> DIRECTION
Using the records below, count the lines with "image" in them. Give the number only.

(Collected data)
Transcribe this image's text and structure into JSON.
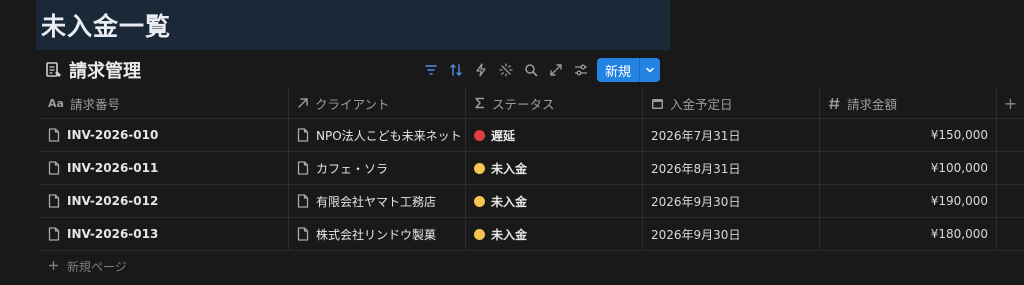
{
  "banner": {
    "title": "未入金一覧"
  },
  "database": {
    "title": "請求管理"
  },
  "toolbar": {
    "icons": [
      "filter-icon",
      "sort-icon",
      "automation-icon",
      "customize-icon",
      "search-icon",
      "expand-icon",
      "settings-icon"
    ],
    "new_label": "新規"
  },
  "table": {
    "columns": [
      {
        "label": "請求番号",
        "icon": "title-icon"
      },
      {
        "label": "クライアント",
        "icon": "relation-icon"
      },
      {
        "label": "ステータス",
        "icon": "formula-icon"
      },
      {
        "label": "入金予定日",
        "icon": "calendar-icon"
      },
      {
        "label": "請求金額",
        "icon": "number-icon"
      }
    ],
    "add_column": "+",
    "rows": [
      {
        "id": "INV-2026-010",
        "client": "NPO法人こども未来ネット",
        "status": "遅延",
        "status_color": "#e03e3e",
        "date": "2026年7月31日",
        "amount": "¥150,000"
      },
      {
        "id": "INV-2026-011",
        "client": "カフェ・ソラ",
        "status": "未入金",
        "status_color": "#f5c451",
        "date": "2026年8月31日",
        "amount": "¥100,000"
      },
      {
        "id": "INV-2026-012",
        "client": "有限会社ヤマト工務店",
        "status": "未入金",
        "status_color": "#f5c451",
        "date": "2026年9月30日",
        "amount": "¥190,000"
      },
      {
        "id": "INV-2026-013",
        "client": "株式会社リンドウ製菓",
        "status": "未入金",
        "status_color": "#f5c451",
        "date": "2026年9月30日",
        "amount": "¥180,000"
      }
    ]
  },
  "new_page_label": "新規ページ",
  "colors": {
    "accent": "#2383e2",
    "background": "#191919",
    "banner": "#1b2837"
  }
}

---

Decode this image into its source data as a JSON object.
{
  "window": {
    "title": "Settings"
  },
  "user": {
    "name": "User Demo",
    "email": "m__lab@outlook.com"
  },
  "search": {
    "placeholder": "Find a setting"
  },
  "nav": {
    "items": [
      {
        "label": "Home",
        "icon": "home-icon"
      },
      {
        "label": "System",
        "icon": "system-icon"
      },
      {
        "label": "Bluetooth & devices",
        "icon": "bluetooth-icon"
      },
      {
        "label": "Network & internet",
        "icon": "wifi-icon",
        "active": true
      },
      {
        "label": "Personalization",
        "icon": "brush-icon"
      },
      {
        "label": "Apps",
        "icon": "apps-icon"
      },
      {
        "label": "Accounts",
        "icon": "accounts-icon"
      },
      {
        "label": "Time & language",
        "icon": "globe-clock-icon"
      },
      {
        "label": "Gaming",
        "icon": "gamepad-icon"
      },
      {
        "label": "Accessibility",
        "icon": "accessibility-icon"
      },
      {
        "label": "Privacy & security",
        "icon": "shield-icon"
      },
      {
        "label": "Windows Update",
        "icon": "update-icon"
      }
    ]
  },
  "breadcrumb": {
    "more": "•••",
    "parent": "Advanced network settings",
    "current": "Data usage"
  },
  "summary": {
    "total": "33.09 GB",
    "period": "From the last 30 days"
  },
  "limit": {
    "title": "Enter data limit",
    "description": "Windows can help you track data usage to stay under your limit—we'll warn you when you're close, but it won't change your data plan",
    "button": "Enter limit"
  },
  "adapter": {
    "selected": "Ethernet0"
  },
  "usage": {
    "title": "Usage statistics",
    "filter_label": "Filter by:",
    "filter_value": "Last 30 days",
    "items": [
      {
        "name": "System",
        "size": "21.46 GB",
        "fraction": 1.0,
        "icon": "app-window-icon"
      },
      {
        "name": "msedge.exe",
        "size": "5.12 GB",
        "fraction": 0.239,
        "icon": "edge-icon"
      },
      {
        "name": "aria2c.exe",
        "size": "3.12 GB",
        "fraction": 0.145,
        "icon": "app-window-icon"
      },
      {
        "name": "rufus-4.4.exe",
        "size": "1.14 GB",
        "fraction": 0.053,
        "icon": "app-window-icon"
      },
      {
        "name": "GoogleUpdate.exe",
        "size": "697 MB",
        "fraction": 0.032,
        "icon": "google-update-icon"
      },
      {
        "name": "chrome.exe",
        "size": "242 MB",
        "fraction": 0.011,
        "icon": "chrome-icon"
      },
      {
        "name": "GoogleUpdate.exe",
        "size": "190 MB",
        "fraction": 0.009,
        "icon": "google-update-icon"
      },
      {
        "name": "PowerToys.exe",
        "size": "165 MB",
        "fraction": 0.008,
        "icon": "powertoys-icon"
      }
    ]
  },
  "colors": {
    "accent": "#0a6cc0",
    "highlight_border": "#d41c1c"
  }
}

* * *

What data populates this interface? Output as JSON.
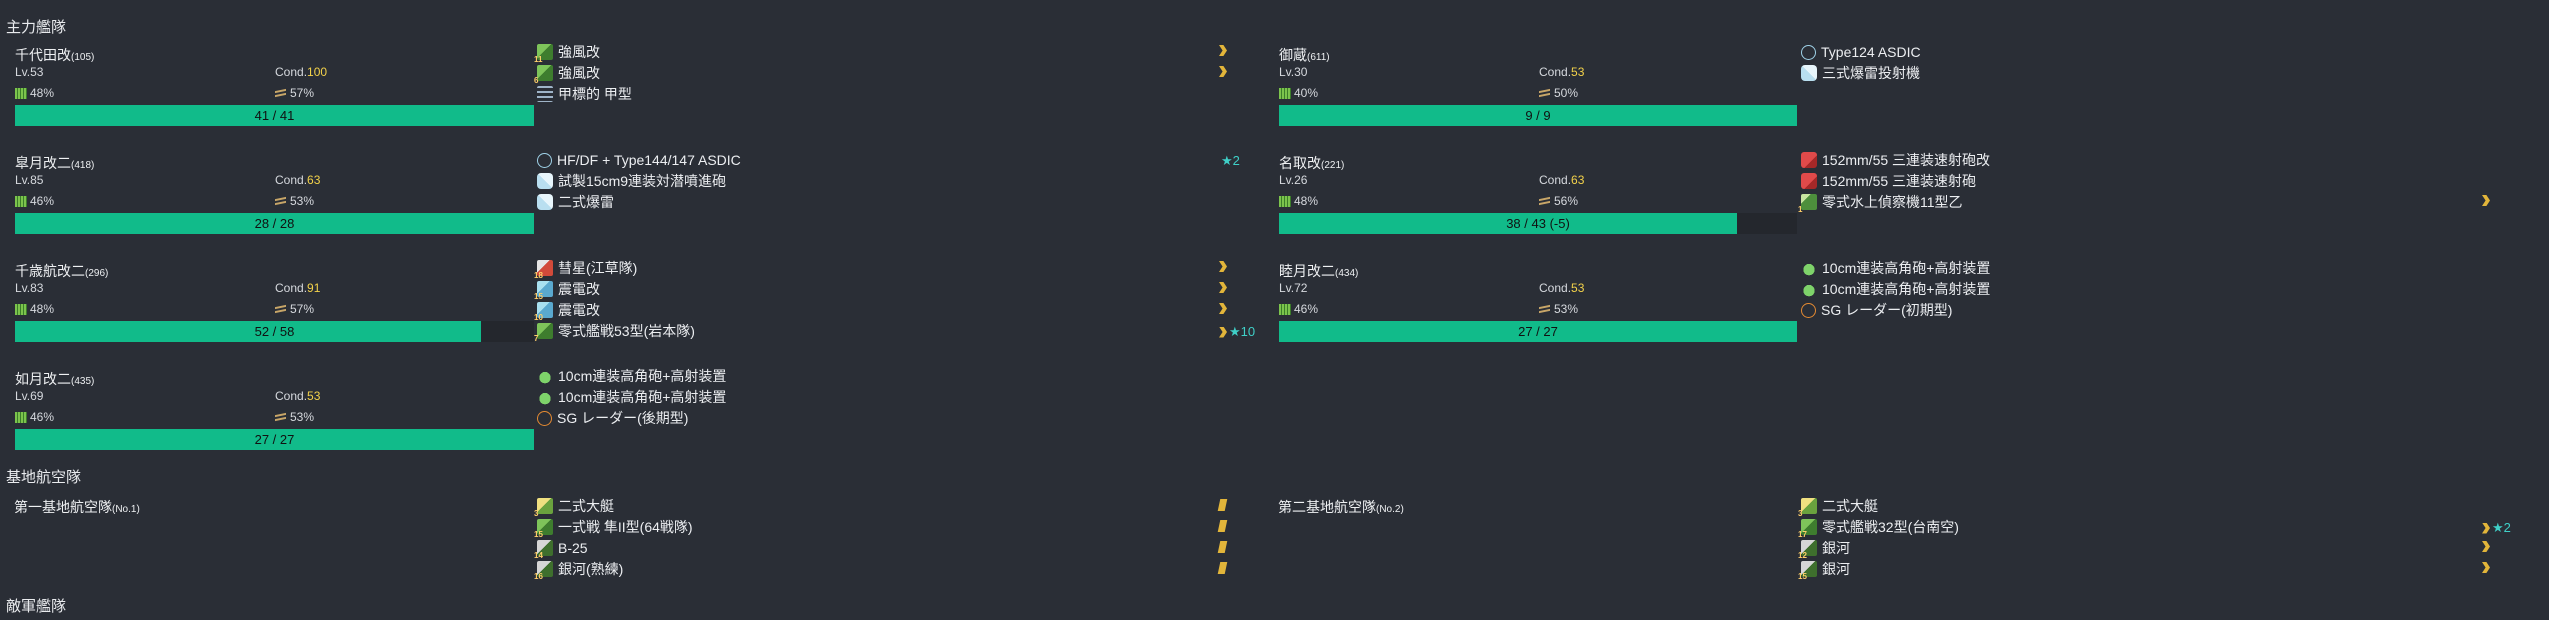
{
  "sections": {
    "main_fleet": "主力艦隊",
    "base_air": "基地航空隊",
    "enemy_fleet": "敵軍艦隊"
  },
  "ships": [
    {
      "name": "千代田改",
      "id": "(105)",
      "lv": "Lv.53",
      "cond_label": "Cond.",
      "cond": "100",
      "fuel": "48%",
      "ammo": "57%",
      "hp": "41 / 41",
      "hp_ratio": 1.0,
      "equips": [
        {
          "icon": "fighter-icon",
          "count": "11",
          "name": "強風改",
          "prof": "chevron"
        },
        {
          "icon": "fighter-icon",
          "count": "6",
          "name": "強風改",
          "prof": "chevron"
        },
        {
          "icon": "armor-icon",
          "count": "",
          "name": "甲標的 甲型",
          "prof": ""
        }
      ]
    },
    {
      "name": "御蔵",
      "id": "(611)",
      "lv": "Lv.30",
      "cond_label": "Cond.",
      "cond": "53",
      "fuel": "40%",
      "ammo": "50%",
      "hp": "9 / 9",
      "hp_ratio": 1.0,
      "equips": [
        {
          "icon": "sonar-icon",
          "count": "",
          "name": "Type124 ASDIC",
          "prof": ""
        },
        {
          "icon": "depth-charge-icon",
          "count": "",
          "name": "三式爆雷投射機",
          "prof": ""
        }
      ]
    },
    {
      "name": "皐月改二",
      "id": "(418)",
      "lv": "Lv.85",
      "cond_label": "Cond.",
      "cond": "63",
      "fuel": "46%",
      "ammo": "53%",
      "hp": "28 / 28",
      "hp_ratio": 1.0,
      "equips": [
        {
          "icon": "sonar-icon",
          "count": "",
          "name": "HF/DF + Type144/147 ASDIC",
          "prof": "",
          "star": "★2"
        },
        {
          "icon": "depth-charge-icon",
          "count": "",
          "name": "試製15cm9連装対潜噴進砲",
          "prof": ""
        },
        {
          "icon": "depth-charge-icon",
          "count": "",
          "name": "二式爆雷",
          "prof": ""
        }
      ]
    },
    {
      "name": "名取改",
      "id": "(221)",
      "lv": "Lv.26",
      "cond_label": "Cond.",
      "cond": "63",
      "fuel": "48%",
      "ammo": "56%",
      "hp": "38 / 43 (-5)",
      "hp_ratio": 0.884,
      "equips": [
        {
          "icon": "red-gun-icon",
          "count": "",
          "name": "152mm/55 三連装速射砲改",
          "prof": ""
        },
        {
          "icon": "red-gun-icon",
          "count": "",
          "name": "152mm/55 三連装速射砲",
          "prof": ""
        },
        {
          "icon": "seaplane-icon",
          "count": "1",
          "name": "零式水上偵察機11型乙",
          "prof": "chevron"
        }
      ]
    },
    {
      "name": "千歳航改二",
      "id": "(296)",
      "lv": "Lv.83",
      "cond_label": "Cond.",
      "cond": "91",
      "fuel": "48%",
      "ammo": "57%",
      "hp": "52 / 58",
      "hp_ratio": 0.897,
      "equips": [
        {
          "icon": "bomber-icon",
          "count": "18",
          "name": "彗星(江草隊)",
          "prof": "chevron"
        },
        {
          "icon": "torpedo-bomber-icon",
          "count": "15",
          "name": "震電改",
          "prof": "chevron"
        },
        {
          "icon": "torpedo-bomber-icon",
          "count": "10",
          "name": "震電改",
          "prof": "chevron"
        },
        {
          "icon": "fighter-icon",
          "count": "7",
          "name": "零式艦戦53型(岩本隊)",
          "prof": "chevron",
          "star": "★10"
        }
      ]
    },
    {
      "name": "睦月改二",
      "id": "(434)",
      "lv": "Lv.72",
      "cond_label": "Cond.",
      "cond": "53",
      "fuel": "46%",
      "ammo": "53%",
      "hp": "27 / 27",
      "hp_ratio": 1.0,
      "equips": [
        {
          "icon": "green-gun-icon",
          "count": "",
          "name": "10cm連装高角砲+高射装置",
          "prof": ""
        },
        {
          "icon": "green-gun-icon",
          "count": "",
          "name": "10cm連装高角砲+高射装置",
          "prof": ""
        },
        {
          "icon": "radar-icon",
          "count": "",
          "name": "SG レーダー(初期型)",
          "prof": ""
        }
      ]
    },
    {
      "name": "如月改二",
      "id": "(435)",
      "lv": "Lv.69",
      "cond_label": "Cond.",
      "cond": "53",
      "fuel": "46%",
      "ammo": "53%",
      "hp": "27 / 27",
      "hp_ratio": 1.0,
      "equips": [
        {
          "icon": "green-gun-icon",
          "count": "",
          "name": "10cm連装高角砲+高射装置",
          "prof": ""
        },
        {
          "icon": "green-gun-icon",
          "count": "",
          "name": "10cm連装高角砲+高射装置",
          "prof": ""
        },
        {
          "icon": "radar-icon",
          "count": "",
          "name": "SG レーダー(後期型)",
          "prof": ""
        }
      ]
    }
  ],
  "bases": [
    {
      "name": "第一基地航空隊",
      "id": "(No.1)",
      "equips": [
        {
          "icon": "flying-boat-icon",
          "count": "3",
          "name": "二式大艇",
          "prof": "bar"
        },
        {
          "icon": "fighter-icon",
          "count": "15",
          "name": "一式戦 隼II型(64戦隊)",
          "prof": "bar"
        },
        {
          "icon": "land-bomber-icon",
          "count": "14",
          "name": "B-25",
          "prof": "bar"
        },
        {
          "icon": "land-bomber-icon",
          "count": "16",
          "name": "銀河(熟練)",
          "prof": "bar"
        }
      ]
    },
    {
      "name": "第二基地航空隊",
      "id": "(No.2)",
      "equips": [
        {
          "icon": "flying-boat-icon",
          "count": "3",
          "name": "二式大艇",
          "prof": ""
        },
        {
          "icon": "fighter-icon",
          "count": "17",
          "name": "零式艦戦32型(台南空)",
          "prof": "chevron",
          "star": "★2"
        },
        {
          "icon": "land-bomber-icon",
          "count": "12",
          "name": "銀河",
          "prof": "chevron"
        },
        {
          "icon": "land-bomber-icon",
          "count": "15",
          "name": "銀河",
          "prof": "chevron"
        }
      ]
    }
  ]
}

> THE REPLY
2